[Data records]
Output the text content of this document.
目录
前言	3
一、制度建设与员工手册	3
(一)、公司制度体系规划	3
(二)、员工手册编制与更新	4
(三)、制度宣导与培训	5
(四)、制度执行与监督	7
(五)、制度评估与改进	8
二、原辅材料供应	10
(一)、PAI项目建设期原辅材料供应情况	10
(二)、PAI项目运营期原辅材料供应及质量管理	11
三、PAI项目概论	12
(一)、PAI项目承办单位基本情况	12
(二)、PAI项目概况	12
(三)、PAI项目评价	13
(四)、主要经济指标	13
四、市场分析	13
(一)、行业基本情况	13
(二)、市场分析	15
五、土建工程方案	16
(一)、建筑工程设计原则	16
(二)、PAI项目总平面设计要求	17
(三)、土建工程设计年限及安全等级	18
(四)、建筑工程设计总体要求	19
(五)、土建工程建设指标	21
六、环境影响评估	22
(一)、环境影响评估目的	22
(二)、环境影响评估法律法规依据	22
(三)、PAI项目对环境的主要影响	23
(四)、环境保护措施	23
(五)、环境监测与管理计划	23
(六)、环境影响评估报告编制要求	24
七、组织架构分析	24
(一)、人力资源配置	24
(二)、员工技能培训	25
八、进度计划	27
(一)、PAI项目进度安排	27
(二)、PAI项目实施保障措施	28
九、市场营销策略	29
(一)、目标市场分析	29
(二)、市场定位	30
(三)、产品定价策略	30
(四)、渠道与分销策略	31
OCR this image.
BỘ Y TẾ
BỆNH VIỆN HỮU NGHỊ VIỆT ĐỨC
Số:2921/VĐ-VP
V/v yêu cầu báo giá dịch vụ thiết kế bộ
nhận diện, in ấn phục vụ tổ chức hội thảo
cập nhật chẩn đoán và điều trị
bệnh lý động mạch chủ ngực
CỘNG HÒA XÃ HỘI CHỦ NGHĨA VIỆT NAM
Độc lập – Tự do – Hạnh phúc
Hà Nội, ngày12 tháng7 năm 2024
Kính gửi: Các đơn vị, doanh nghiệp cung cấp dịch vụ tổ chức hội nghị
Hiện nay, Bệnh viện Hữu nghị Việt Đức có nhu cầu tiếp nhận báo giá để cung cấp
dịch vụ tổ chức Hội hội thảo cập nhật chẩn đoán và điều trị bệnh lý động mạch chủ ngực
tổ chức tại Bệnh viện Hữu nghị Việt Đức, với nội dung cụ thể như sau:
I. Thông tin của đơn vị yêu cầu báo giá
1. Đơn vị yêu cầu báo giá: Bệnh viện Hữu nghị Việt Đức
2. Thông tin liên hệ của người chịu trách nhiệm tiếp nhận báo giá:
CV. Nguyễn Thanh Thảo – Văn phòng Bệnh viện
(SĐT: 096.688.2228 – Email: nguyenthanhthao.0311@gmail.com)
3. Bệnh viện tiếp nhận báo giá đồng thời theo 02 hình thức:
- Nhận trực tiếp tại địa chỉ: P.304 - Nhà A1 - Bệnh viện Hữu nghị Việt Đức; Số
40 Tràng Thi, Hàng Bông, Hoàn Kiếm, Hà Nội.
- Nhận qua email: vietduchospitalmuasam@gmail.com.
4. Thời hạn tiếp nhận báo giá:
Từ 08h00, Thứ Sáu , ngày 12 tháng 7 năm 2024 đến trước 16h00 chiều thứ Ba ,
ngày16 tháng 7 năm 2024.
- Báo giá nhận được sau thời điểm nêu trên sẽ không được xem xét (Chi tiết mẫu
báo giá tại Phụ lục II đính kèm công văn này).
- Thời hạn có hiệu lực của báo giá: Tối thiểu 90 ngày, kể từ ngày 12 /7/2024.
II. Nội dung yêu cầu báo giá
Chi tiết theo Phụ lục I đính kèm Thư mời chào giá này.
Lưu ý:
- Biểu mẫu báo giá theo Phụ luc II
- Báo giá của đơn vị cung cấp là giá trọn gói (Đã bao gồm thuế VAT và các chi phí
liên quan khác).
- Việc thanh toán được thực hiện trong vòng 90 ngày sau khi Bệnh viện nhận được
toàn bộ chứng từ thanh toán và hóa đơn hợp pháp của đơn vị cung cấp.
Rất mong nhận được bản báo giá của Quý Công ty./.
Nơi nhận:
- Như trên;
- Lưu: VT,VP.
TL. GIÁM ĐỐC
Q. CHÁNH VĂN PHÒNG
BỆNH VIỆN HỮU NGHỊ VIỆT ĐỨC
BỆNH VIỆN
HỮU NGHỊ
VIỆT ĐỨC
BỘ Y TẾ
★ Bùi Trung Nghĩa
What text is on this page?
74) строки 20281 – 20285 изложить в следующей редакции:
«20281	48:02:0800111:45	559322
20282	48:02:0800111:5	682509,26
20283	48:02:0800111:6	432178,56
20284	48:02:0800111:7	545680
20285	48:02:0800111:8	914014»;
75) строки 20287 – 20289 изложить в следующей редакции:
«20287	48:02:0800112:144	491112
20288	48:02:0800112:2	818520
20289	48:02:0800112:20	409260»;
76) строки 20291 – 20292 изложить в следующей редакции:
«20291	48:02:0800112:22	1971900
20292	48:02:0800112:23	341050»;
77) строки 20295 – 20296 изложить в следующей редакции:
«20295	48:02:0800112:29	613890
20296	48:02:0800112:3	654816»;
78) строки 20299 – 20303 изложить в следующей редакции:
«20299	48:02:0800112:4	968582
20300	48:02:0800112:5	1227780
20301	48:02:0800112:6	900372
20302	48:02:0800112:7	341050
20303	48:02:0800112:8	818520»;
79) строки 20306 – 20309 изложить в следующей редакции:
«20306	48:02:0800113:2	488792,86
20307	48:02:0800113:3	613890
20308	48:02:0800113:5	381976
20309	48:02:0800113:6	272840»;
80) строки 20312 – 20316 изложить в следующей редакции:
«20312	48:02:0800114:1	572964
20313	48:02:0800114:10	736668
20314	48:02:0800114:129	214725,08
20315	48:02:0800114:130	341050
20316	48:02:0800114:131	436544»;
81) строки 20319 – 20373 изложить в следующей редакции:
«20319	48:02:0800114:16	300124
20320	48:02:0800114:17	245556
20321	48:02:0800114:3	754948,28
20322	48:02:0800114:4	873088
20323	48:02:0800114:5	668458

→ WORK TO BE COMPLETED
Nothing but the lines from the one with "What text is on this page?" through the last line should be repeated, each exactly as it stands.

→ REPLY TO THE EXERCISE
What text is on this page?
74) строки 20281 – 20285 изложить в следующей редакции:
«20281	48:02:0800111:45	559322
20282	48:02:0800111:5	682509,26
20283	48:02:0800111:6	432178,56
20284	48:02:0800111:7	545680
20285	48:02:0800111:8	914014»;
75) строки 20287 – 20289 изложить в следующей редакции:
«20287	48:02:0800112:144	491112
20288	48:02:0800112:2	818520
20289	48:02:0800112:20	409260»;
76) строки 20291 – 20292 изложить в следующей редакции:
«20291	48:02:0800112:22	1971900
20292	48:02:0800112:23	341050»;
77) строки 20295 – 20296 изложить в следующей редакции:
«20295	48:02:0800112:29	613890
20296	48:02:0800112:3	654816»;
78) строки 20299 – 20303 изложить в следующей редакции:
«20299	48:02:0800112:4	968582
20300	48:02:0800112:5	1227780
20301	48:02:0800112:6	900372
20302	48:02:0800112:7	341050
20303	48:02:0800112:8	818520»;
79) строки 20306 – 20309 изложить в следующей редакции:
«20306	48:02:0800113:2	488792,86
20307	48:02:0800113:3	613890
20308	48:02:0800113:5	381976
20309	48:02:0800113:6	272840»;
80) строки 20312 – 20316 изложить в следующей редакции:
«20312	48:02:0800114:1	572964
20313	48:02:0800114:10	736668
20314	48:02:0800114:129	214725,08
20315	48:02:0800114:130	341050
20316	48:02:0800114:131	436544»;
81) строки 20319 – 20373 изложить в следующей редакции:
«20319	48:02:0800114:16	300124
20320	48:02:0800114:17	245556
20321	48:02:0800114:3	754948,28
20322	48:02:0800114:4	873088
20323	48:02:0800114:5	668458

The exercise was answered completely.